Work to complete ▸ Output all lines exactly, with nothing added or dropped.

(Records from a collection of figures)
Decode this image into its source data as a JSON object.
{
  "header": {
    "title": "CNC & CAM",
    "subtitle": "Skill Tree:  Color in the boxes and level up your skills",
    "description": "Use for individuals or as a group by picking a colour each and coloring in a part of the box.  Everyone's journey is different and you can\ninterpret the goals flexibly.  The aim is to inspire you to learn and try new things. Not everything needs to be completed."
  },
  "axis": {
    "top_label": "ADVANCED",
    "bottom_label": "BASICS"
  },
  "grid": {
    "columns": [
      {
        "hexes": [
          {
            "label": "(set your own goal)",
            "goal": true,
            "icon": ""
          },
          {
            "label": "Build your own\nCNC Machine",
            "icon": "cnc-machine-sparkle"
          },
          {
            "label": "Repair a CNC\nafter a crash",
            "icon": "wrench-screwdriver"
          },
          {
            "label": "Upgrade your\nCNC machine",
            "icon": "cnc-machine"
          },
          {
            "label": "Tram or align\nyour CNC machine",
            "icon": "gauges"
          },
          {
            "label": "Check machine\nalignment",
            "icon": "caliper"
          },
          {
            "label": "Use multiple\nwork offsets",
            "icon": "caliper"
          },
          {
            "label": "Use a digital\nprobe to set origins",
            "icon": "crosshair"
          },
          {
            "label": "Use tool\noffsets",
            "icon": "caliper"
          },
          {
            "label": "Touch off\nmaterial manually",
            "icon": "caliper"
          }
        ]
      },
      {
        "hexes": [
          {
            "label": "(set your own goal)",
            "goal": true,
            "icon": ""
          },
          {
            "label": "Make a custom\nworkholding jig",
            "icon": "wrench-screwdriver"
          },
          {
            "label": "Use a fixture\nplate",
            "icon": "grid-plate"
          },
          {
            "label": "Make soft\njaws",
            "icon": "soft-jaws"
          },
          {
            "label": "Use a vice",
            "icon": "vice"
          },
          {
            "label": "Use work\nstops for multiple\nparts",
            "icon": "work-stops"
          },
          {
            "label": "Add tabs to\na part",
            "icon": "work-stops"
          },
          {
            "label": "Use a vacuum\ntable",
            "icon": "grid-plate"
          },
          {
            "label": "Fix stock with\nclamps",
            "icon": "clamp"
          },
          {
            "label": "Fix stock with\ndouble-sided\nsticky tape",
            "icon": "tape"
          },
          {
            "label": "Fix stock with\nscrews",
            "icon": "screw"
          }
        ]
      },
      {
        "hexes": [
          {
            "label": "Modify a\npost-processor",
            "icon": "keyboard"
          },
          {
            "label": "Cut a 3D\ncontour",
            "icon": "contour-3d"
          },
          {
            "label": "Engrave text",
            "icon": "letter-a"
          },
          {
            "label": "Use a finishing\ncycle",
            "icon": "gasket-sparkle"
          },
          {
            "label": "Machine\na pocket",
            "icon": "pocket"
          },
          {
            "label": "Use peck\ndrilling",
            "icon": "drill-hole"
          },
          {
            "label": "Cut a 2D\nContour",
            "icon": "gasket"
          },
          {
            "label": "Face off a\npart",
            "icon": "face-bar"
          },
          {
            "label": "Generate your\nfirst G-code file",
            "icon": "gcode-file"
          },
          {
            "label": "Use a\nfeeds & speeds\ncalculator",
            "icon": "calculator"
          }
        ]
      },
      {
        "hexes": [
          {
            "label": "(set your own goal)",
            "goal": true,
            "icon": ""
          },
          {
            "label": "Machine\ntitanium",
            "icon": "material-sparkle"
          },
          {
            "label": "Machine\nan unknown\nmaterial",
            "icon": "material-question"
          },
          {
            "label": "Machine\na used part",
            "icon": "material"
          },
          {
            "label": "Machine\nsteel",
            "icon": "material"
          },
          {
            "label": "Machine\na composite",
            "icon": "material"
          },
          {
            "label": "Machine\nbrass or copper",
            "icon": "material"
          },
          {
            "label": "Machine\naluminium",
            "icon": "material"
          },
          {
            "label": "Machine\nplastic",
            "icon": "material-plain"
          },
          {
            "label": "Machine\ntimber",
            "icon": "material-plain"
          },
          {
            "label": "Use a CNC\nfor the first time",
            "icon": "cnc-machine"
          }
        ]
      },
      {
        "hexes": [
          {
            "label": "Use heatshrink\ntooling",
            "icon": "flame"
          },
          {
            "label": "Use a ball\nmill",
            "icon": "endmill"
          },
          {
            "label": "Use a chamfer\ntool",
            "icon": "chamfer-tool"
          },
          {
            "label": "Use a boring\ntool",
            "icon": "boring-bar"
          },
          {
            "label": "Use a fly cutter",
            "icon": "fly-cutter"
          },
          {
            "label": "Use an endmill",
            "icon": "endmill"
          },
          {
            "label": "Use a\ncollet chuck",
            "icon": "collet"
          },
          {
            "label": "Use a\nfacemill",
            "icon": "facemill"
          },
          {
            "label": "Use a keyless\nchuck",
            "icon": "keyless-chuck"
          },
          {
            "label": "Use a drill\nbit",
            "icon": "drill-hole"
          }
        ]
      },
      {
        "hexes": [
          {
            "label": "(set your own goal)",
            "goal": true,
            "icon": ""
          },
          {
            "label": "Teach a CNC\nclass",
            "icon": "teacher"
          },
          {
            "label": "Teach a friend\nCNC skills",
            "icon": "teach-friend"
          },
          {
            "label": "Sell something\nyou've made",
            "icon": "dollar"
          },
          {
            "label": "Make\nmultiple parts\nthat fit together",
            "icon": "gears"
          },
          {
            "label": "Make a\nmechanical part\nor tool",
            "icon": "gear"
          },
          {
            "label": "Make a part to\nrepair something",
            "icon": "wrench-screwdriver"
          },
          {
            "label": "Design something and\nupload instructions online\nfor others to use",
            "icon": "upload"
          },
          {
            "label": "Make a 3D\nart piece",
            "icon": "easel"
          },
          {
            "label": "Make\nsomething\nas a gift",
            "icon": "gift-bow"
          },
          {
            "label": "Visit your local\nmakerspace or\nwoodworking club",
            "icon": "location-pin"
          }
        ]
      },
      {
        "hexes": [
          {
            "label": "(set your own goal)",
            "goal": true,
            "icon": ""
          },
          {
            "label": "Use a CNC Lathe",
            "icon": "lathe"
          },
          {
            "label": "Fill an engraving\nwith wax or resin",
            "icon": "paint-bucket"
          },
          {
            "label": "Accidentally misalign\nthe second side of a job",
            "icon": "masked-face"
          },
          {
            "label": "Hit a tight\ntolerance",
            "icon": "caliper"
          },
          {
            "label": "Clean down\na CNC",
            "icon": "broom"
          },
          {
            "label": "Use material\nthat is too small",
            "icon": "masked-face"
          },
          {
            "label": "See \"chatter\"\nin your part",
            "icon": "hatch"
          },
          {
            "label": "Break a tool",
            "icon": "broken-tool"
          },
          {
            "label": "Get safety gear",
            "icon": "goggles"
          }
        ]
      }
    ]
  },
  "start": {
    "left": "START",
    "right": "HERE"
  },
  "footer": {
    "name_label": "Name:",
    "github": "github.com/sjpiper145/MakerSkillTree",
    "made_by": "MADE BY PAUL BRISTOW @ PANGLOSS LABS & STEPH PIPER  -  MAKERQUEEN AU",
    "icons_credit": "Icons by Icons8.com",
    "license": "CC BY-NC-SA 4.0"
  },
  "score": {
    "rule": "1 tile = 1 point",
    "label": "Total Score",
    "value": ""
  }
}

Written solution ▸
Decode this image into its source data as a JSON object.
{
  "header": {
    "title": "CNC & CAM",
    "subtitle": "Skill Tree:  Color in the boxes and level up your skills",
    "description": "Use for individuals or as a group by picking a colour each and coloring in a part of the box.  Everyone's journey is different and you can\ninterpret the goals flexibly.  The aim is to inspire you to learn and try new things. Not everything needs to be completed."
  },
  "axis": {
    "top_label": "ADVANCED",
    "bottom_label": "BASICS"
  },
  "grid": {
    "columns": [
      {
        "hexes": [
          {
            "label": "(set your own goal)",
            "goal": true,
            "icon": ""
          },
          {
            "label": "Build your own\nCNC Machine",
            "icon": "cnc-machine-sparkle"
          },
          {
            "label": "Repair a CNC\nafter a crash",
            "icon": "wrench-screwdriver"
          },
          {
            "label": "Upgrade your\nCNC machine",
            "icon": "cnc-machine"
          },
          {
            "label": "Tram or align\nyour CNC machine",
            "icon": "gauges"
          },
          {
            "label": "Check machine\nalignment",
            "icon": "caliper"
          },
          {
            "label": "Use multiple\nwork offsets",
            "icon": "caliper"
          },
          {
            "label": "Use a digital\nprobe to set origins",
            "icon": "crosshair"
          },
          {
            "label": "Use tool\noffsets",
            "icon": "caliper"
          },
          {
            "label": "Touch off\nmaterial manually",
            "icon": "caliper"
          }
        ]
      },
      {
        "hexes": [
          {
            "label": "(set your own goal)",
            "goal": true,
            "icon": ""
          },
          {
            "label": "Make a custom\nworkholding jig",
            "icon": "wrench-screwdriver"
          },
          {
            "label": "Use a fixture\nplate",
            "icon": "grid-plate"
          },
          {
            "label": "Make soft\njaws",
            "icon": "soft-jaws"
          },
          {
            "label": "Use a vice",
            "icon": "vice"
          },
          {
            "label": "Use work\nstops for multiple\nparts",
            "icon": "work-stops"
          },
          {
            "label": "Add tabs to\na part",
            "icon": "work-stops"
          },
          {
            "label": "Use a vacuum\ntable",
            "icon": "grid-plate"
          },
          {
            "label": "Fix stock with\nclamps",
            "icon": "clamp"
          },
          {
            "label": "Fix stock with\ndouble-sided\nsticky tape",
            "icon": "tape"
          },
          {
            "label": "Fix stock with\nscrews",
            "icon": "screw"
          }
        ]
      },
      {
        "hexes": [
          {
            "label": "Modify a\npost-processor",
            "icon": "keyboard"
          },
          {
            "label": "Cut a 3D\ncontour",
            "icon": "contour-3d"
          },
          {
            "label": "Engrave text",
            "icon": "letter-a"
          },
          {
            "label": "Use a finishing\ncycle",
            "icon": "gasket-sparkle"
          },
          {
            "label": "Machine\na pocket",
            "icon": "pocket"
          },
          {
            "label": "Use peck\ndrilling",
            "icon": "drill-hole"
          },
          {
            "label": "Cut a 2D\nContour",
            "icon": "gasket"
          },
          {
            "label": "Face off a\npart",
            "icon": "face-bar"
          },
          {
            "label": "Generate your\nfirst G-code file",
            "icon": "gcode-file"
          },
          {
            "label": "Use a\nfeeds & speeds\ncalculator",
            "icon": "calculator"
          }
        ]
      },
      {
        "hexes": [
          {
            "label": "(set your own goal)",
            "goal": true,
            "icon": ""
          },
          {
            "label": "Machine\ntitanium",
            "icon": "material-sparkle"
          },
          {
            "label": "Machine\nan unknown\nmaterial",
            "icon": "material-question"
          },
          {
            "label": "Machine\na used part",
            "icon": "material"
          },
          {
            "label": "Machine\nsteel",
            "icon": "material"
          },
          {
            "label": "Machine\na composite",
            "icon": "material"
          },
          {
            "label": "Machine\nbrass or copper",
            "icon": "material"
          },
          {
            "label": "Machine\naluminium",
            "icon": "material"
          },
          {
            "label": "Machine\nplastic",
            "icon": "material-plain"
          },
          {
            "label": "Machine\ntimber",
            "icon": "material-plain"
          },
          {
            "label": "Use a CNC\nfor the first time",
            "icon": "cnc-machine"
          }
        ]
      },
      {
        "hexes": [
          {
            "label": "Use heatshrink\ntooling",
            "icon": "flame"
          },
          {
            "label": "Use a ball\nmill",
            "icon": "endmill"
          },
          {
            "label": "Use a chamfer\ntool",
            "icon": "chamfer-tool"
          },
          {
            "label": "Use a boring\ntool",
            "icon": "boring-bar"
          },
          {
            "label": "Use a fly cutter",
            "icon": "fly-cutter"
          },
          {
            "label": "Use an endmill",
            "icon": "endmill"
          },
          {
            "label": "Use a\ncollet chuck",
            "icon": "collet"
          },
          {
            "label": "Use a\nfacemill",
            "icon": "facemill"
          },
          {
            "label": "Use a keyless\nchuck",
            "icon": "keyless-chuck"
          },
          {
            "label": "Use a drill\nbit",
            "icon": "drill-hole"
          }
        ]
      },
      {
        "hexes": [
          {
            "label": "(set your own goal)",
            "goal": true,
            "icon": ""
          },
          {
            "label": "Teach a CNC\nclass",
            "icon": "teacher"
          },
          {
            "label": "Teach a friend\nCNC skills",
            "icon": "teach-friend"
          },
          {
            "label": "Sell something\nyou've made",
            "icon": "dollar"
          },
          {
            "label": "Make\nmultiple parts\nthat fit together",
            "icon": "gears"
          },
          {
            "label": "Make a\nmechanical part\nor tool",
            "icon": "gear"
          },
          {
            "label": "Make a part to\nrepair something",
            "icon": "wrench-screwdriver"
          },
          {
            "label": "Design something and\nupload instructions online\nfor others to use",
            "icon": "upload"
          },
          {
            "label": "Make a 3D\nart piece",
            "icon": "easel"
          },
          {
            "label": "Make\nsomething\nas a gift",
            "icon": "gift-bow"
          },
          {
            "label": "Visit your local\nmakerspace or\nwoodworking club",
            "icon": "location-pin"
          }
        ]
      },
      {
        "hexes": [
          {
            "label": "(set your own goal)",
            "goal": true,
            "icon": ""
          },
          {
            "label": "Use a CNC Lathe",
            "icon": "lathe"
          },
          {
            "label": "Fill an engraving\nwith wax or resin",
            "icon": "paint-bucket"
          },
          {
            "label": "Accidentally misalign\nthe second side of a job",
            "icon": "masked-face"
          },
          {
            "label": "Hit a tight\ntolerance",
            "icon": "caliper"
          },
          {
            "label": "Clean down\na CNC",
            "icon": "broom"
          },
          {
            "label": "Use material\nthat is too small",
            "icon": "masked-face"
          },
          {
            "label": "See \"chatter\"\nin your part",
            "icon": "hatch"
          },
          {
            "label": "Break a tool",
            "icon": "broken-tool"
          },
          {
            "label": "Get safety gear",
            "icon": "goggles"
          }
        ]
      }
    ]
  },
  "start": {
    "left": "START",
    "right": "HERE"
  },
  "footer": {
    "name_label": "Name:",
    "github": "github.com/sjpiper145/MakerSkillTree",
    "made_by": "MADE BY PAUL BRISTOW @ PANGLOSS LABS & STEPH PIPER  -  MAKERQUEEN AU",
    "icons_credit": "Icons by Icons8.com",
    "license": "CC BY-NC-SA 4.0"
  },
  "score": {
    "rule": "1 tile = 1 point",
    "label": "Total Score",
    "value": ""
  }
}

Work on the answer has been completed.